> [REQUIRED WORK]:
Rewrite the housemate list starting at "Taylor is having" and ending at "Duke Street (Brisbane)", substituting "water pistol" for "toy gun" wherever it occurs.

3rd Place – King Street
- PJ
- Milo
- PJ moves out, replaced by
- The 7 foot nurse, replaced by
- Ray, replaced by
- Malcolm and his Charlie Brown-themed bowls, replaced by
- Victor the Rastafarian, replaced by
- McGann the American, in his mid 40s, with a fondness for prostitutes, replaced by
- Taylor the taxi driver.
Taylor is having personal problems. He ambushes his fellow housemates with a toy gun after hiding for an hour. He tells them if it had been a real gun they would all be dead. John sees that as a good reason to move out.

4th Place – Duke Street (Brisbane)
- "Thunderbird Ron"
- Macgyver the mushroom farmer
- Neal the albino moontanner
- Howie (Neal's friend)
- Satomi Tiger (via Tim the invisible flatmate)
- "Brainthrust" Leonard
- Jabba the Hutt
- Mick the English backpacker
- Colin and Stepan
John moves out for reasons not made clear.

5th Place – Melbourne
- Stacey the Who Weekly fan
John moves out when her loud sex sessions become too much to bear.

6th Place – Fitzroy
- Brain the electrician
- Greg the gay school teacher
- AJ
- Satvia who starts going out with John
- Nigel moves into the house and moves in with Satvia
As a result of the fallout from this new relationship, Greg moves out and John follows suit.

7th Place – Carlton
- Ernie
- Martin the Canadian PhD student
- Dave the smoker moves in with his washerwoman girlfriend
- Four other Daves move in
After trying to freeze out the Daves from the house by cutting off the gas and electricity, John gives in and moves to a loft in Fitzroy.

8th Place – Fitzroy
- Wendell the Londoner
After Wendell's threats to kill him, John moves out and sleeps around at friends' places.

9th Place – Auchenflower in Brisbane
- Wayne the Satanic vet
- Danny (the decoy)
- Margot

10th Place – Brisbane goth house (not clear how this move came about)
- Kevin the carpenter
- Slovenian art printer
- Bald goth who lives in the back
- Luke the musician
All the goths run away after the bailiff comes round to collect unpaid rent. John keeps the house on and in moves:

- Dirk
- Em the banker (at the start of the book it is stated that Emma moves in when Nina moves out)
- "Crazy Nina"
Nina moves out to live with her friend Tanya
- Tanya then moves in after Nina sleeps with her boyfriend. The whole house moves:

11th Place
- Dirk
- Em the banker
- Tanya (possibly)
- New woman moves in to replace Nina but leaves because she is "diagnosed as schizo"

> [EXTRACTED MATERIAL]:

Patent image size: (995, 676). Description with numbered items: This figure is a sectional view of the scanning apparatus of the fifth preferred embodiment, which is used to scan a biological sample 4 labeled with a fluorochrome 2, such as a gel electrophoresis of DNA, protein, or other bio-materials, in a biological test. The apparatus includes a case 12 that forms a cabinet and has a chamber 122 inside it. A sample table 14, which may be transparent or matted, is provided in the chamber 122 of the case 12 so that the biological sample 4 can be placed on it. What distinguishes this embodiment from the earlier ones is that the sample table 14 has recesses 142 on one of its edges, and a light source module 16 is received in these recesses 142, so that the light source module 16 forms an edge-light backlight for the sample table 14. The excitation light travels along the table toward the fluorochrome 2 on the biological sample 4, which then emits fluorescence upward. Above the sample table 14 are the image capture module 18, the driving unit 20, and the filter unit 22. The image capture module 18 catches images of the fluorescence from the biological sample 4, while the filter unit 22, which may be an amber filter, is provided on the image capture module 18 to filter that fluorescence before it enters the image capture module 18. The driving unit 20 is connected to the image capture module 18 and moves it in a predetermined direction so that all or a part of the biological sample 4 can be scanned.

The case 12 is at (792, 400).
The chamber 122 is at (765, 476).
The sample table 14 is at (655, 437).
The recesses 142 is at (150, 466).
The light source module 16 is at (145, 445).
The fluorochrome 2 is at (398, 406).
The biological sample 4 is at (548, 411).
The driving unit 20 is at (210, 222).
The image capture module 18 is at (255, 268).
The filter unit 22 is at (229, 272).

> [SOLUTION FOR THIS EXERCISE]:
Taylor is having personal problems. He ambushes his fellow housemates with a water pistol after hiding for an hour. He tells them if it had been a real gun they would all be dead. John sees that as a good reason to move out.

4th Place – Duke Street (Brisbane)